(WHAT THIS TASK INVOLVES):
Extract each line where the string "deze" shows up.

(Saved entries)

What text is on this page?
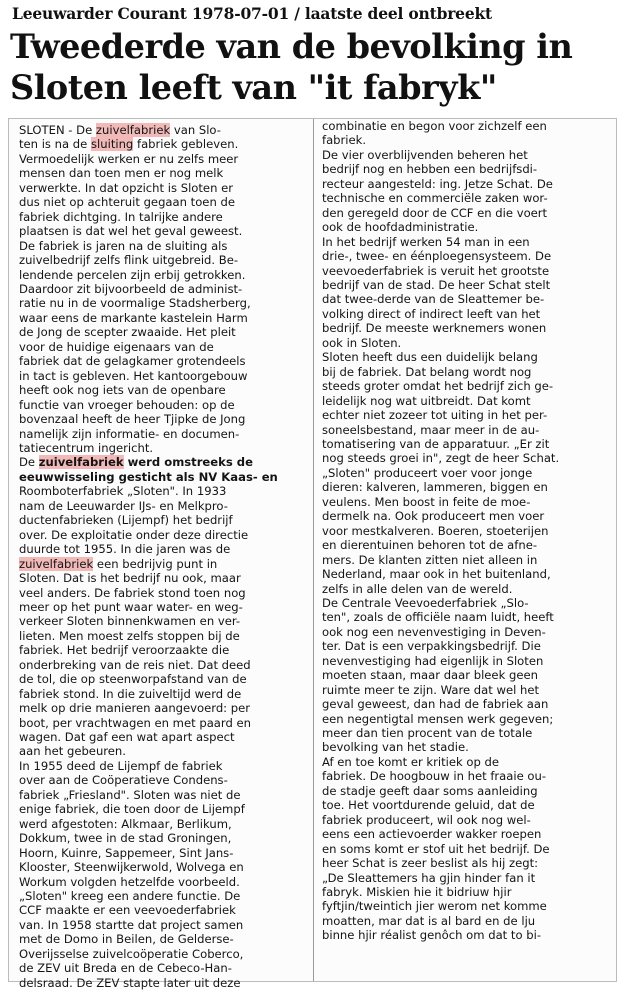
Leeuwarder Courant 1978-07-01 / laatste deel ontbreekt
Tweederde van de bevolking in
Sloten leeft van "it fabryk"
SLOTEN - De zuivelfabriek van Slo-
ten is na de sluiting fabriek gebleven.
Vermoedelijk werken er nu zelfs meer
mensen dan toen men er nog melk
verwerkte. In dat opzicht is Sloten er
dus niet op achteruit gegaan toen de
fabriek dichtging. In talrijke andere
plaatsen is dat wel het geval geweest.
De fabriek is jaren na de sluiting als
zuivelbedrijf zelfs flink uitgebreid. Be-
lendende percelen zijn erbij getrokken.
Daardoor zit bijvoorbeeld de administ-
ratie nu in de voormalige Stadsherberg,
waar eens de markante kastelein Harm
de Jong de scepter zwaaide. Het pleit
voor de huidige eigenaars van de
fabriek dat de gelagkamer grotendeels
in tact is gebleven. Het kantoorgebouw
heeft ook nog iets van de openbare
functie van vroeger behouden: op de
bovenzaal heeft de heer Tjipke de Jong
namelijk zijn informatie- en documen-
tatiecentrum ingericht.
De zuivelfabriek werd omstreeks de
eeuwwisseling gesticht als NV Kaas- en
Roomboterfabriek „Sloten". In 1933
nam de Leeuwarder IJs- en Melkpro-
ductenfabrieken (Lijempf) het bedrijf
over. De exploitatie onder deze directie
duurde tot 1955. In die jaren was de
zuivelfabriek een bedrijvig punt in
Sloten. Dat is het bedrijf nu ook, maar
veel anders. De fabriek stond toen nog
meer op het punt waar water- en weg-
verkeer Sloten binnenkwamen en ver-
lieten. Men moest zelfs stoppen bij de
fabriek. Het bedrijf veroorzaakte die
onderbreking van de reis niet. Dat deed
de tol, die op steenworpafstand van de
fabriek stond. In die zuiveltijd werd de
melk op drie manieren aangevoerd: per
boot, per vrachtwagen en met paard en
wagen. Dat gaf een wat apart aspect
aan het gebeuren.
In 1955 deed de Lijempf de fabriek
over aan de Coöperatieve Condens-
fabriek „Friesland". Sloten was niet de
enige fabriek, die toen door de Lijempf
werd afgestoten: Alkmaar, Berlikum,
Dokkum, twee in de stad Groningen,
Hoorn, Kuinre, Sappemeer, Sint Jans-
Klooster, Steenwijkerwold, Wolvega en
Workum volgden hetzelfde voorbeeld.
„Sloten" kreeg een andere functie. De
CCF maakte er een veevoederfabriek
van. In 1958 startte dat project samen
met de Domo in Beilen, de Gelderse-
Overijsselse zuivelcoöperatie Coberco,
de ZEV uit Breda en de Cebeco-Han-
delsraad. De ZEV stapte later uit deze
combinatie en begon voor zichzelf een
fabriek.
De vier overblijvenden beheren het
bedrijf nog en hebben een bedrijfsdi-
recteur aangesteld: ing. Jetze Schat. De
technische en commerciële zaken wor-
den geregeld door de CCF en die voert
ook de hoofdadministratie.
In het bedrijf werken 54 man in een
drie-, twee- en éénploegensysteem. De
veevoederfabriek is veruit het grootste
bedrijf van de stad. De heer Schat stelt
dat twee-derde van de Sleattemer be-
volking direct of indirect leeft van het
bedrijf. De meeste werknemers wonen
ook in Sloten.
Sloten heeft dus een duidelijk belang
bij de fabriek. Dat belang wordt nog
steeds groter omdat het bedrijf zich ge-
leidelijk nog wat uitbreidt. Dat komt
echter niet zozeer tot uiting in het per-
soneelsbestand, maar meer in de au-
tomatisering van de apparatuur. „Er zit
nog steeds groei in", zegt de heer Schat.
„Sloten" produceert voer voor jonge
dieren: kalveren, lammeren, biggen en
veulens. Men boost in feite de moe-
dermelk na. Ook produceert men voer
voor mestkalveren. Boeren, stoeterijen
en dierentuinen behoren tot de afne-
mers. De klanten zitten niet alleen in
Nederland, maar ook in het buitenland,
zelfs in alle delen van de wereld.
De Centrale Veevoederfabriek „Slo-
ten", zoals de officiële naam luidt, heeft
ook nog een nevenvestiging in Deven-
ter. Dat is een verpakkingsbedrijf. Die
nevenvestiging had eigenlijk in Sloten
moeten staan, maar daar bleek geen
ruimte meer te zijn. Ware dat wel het
geval geweest, dan had de fabriek aan
een negentigtal mensen werk gegeven;
meer dan tien procent van de totale
bevolking van het stadie.
Af en toe komt er kritiek op de
fabriek. De hoogbouw in het fraaie ou-
de stadje geeft daar soms aanleiding
toe. Het voortdurende geluid, dat de
fabriek produceert, wil ook nog wel-
eens een actievoerder wakker roepen
en soms komt er stof uit het bedrijf. De
heer Schat is zeer beslist als hij zegt:
„De Sleattemers ha gjin hinder fan it
fabryk. Miskien hie it bidriuw hjir
fyftjin/tweintich jier werom net komme
moatten, mar dat is al bard en de lju
binne hjir réalist genôch om dat to bi-
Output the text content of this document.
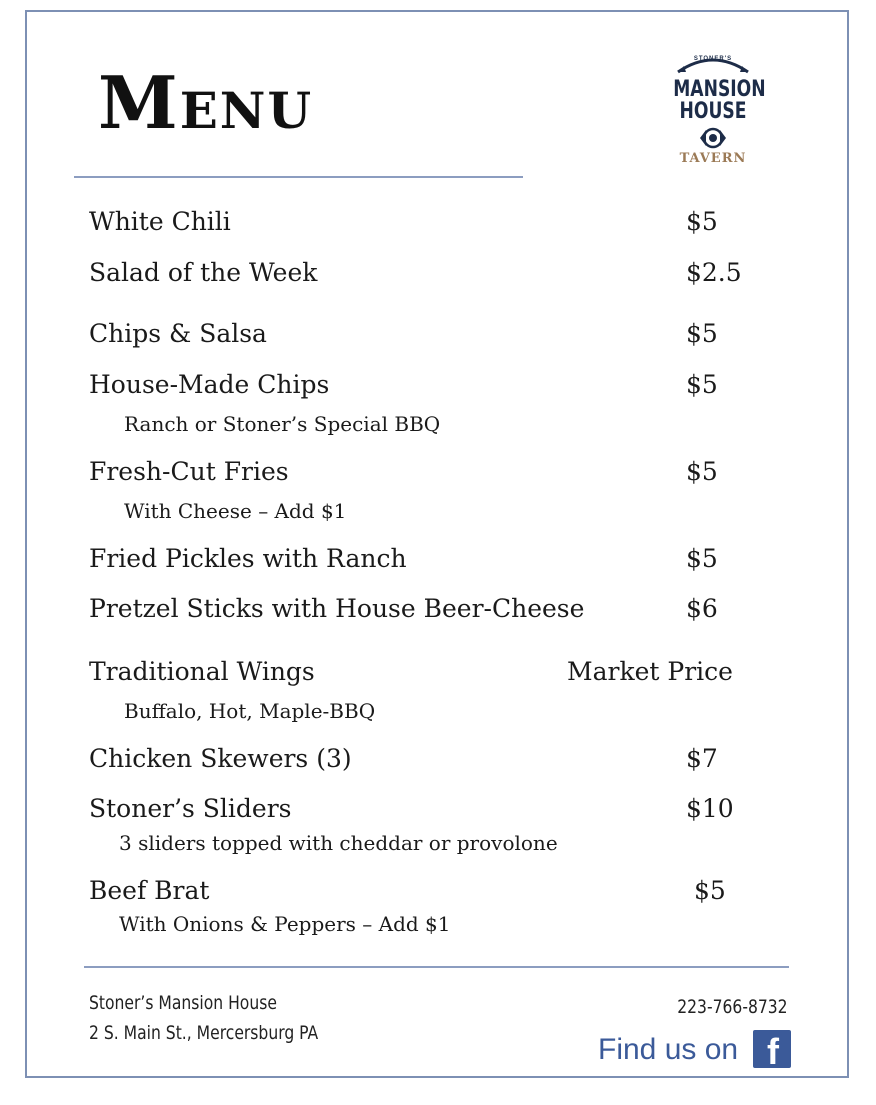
Menu
STONER'S
MANSION
HOUSE
TAVERN
White Chili	$5
Salad of the Week	$2.5
Chips & Salsa	$5
House-Made Chips	$5
Ranch or Stoner’s Special BBQ
Fresh-Cut Fries	$5
With Cheese – Add $1
Fried Pickles with Ranch	$5
Pretzel Sticks with House Beer-Cheese	$6
Traditional Wings	Market Price
Buffalo, Hot, Maple-BBQ
Chicken Skewers (3)	$7
Stoner’s Sliders	$10
3 sliders topped with cheddar or provolone
Beef Brat	$5
With Onions & Peppers – Add $1
Stoner’s Mansion House
2 S. Main St., Mercersburg PA
223-766-8732
Find us on f
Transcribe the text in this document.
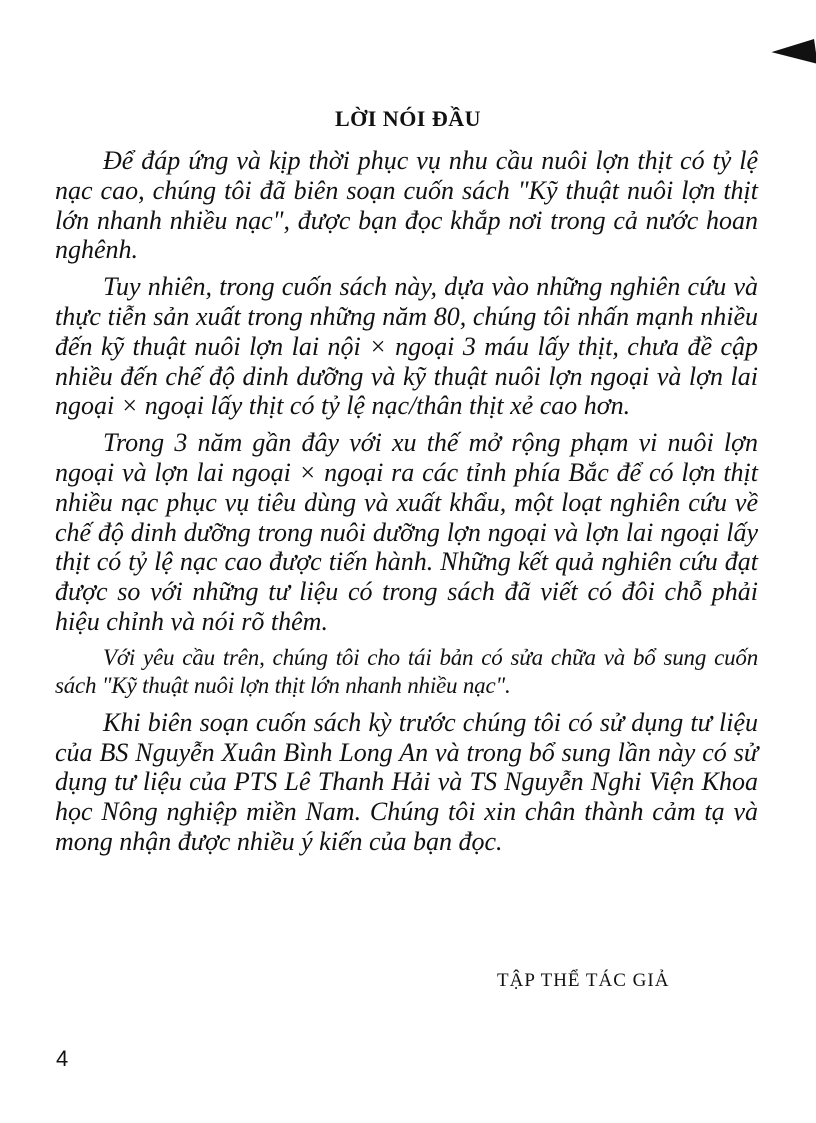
LỜI NÓI ĐẦU

Để đáp ứng và kịp thời phục vụ nhu cầu nuôi lợn thịt có tỷ lệ nạc cao, chúng tôi đã biên soạn cuốn sách "Kỹ thuật nuôi lợn thịt lớn nhanh nhiều nạc", được bạn đọc khắp nơi trong cả nước hoan nghênh.

Tuy nhiên, trong cuốn sách này, dựa vào những nghiên cứu và thực tiễn sản xuất trong những năm 80, chúng tôi nhấn mạnh nhiều đến kỹ thuật nuôi lợn lai nội × ngoại 3 máu lấy thịt, chưa đề cập nhiều đến chế độ dinh dưỡng và kỹ thuật nuôi lợn ngoại và lợn lai ngoại × ngoại lấy thịt có tỷ lệ nạc/thân thịt xẻ cao hơn.

Trong 3 năm gần đây với xu thế mở rộng phạm vi nuôi lợn ngoại và lợn lai ngoại × ngoại ra các tỉnh phía Bắc để có lợn thịt nhiều nạc phục vụ tiêu dùng và xuất khẩu, một loạt nghiên cứu về chế độ dinh dưỡng trong nuôi dưỡng lợn ngoại và lợn lai ngoại lấy thịt có tỷ lệ nạc cao được tiến hành. Những kết quả nghiên cứu đạt được so với những tư liệu có trong sách đã viết có đôi chỗ phải hiệu chỉnh và nói rõ thêm.

Với yêu cầu trên, chúng tôi cho tái bản có sửa chữa và bổ sung cuốn sách "Kỹ thuật nuôi lợn thịt lớn nhanh nhiều nạc".

Khi biên soạn cuốn sách kỳ trước chúng tôi có sử dụng tư liệu của BS Nguyễn Xuân Bình Long An và trong bổ sung lần này có sử dụng tư liệu của PTS Lê Thanh Hải và TS Nguyễn Nghi Viện Khoa học Nông nghiệp miền Nam. Chúng tôi xin chân thành cảm tạ và mong nhận được nhiều ý kiến của bạn đọc.

TẬP THỂ TÁC GIẢ
4
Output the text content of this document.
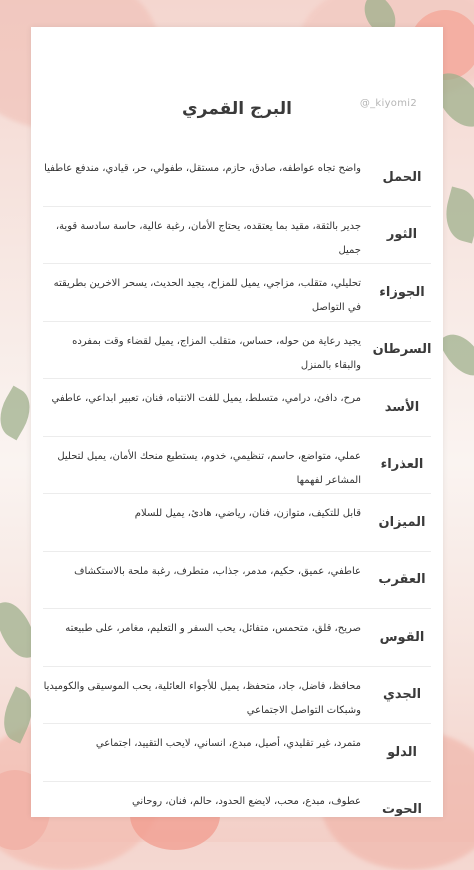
البرج القمري	@_kiyomi2
الحمل
واضح تجاه عواطفه، صادق، حازم، مستقل، طفولي، حر، قيادي، مندفع عاطفيا
الثور
جدير بالثقة، مقيد بما يعتقده، يحتاج الأمان، رغبة عالية، حاسة سادسة قوية، جميل
الجوزاء
تحليلي، متقلب، مزاجي، يميل للمزاح، يجيد الحديث، يسحر الاخرين بطريقته في التواصل
السرطان
يجيد رعاية من حوله، حساس، متقلب المزاج، يميل لقضاء وقت بمفرده والبقاء بالمنزل
الأسد
مرح، دافئ، درامي، متسلط، يميل للفت الانتباه، فنان، تعبير ابداعي، عاطفي
العذراء
عملي، متواضع، حاسم، تنظيمي، خدوم، يستطيع منحك الأمان، يميل لتحليل المشاعر لفهمها
الميزان
قابل للتكيف، متوازن، فنان، رياضي، هادئ، يميل للسلام
العقرب
عاطفي، عميق، حكيم، مدمر، جذاب، متطرف، رغبة ملحة بالاستكشاف
القوس
صريح، قلق، متحمس، متفائل، يحب السفر و التعليم، مغامر، على طبيعته
الجدي
محافظ، فاضل، جاد، متحفظ، يميل للأجواء العائلية، يحب الموسيقى والكوميديا وشبكات التواصل الاجتماعي
الدلو
متمرد، غير تقليدي، أصيل، مبدع، انساني، لايحب التقييد، اجتماعي
الحوت
عطوف، مبدع، محب، لايضع الحدود، حالم، فنان، روحاني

(TASK OUTPUT):
over. De exploitatie onder deze directie
delsraad. De ZEV stapte later uit deze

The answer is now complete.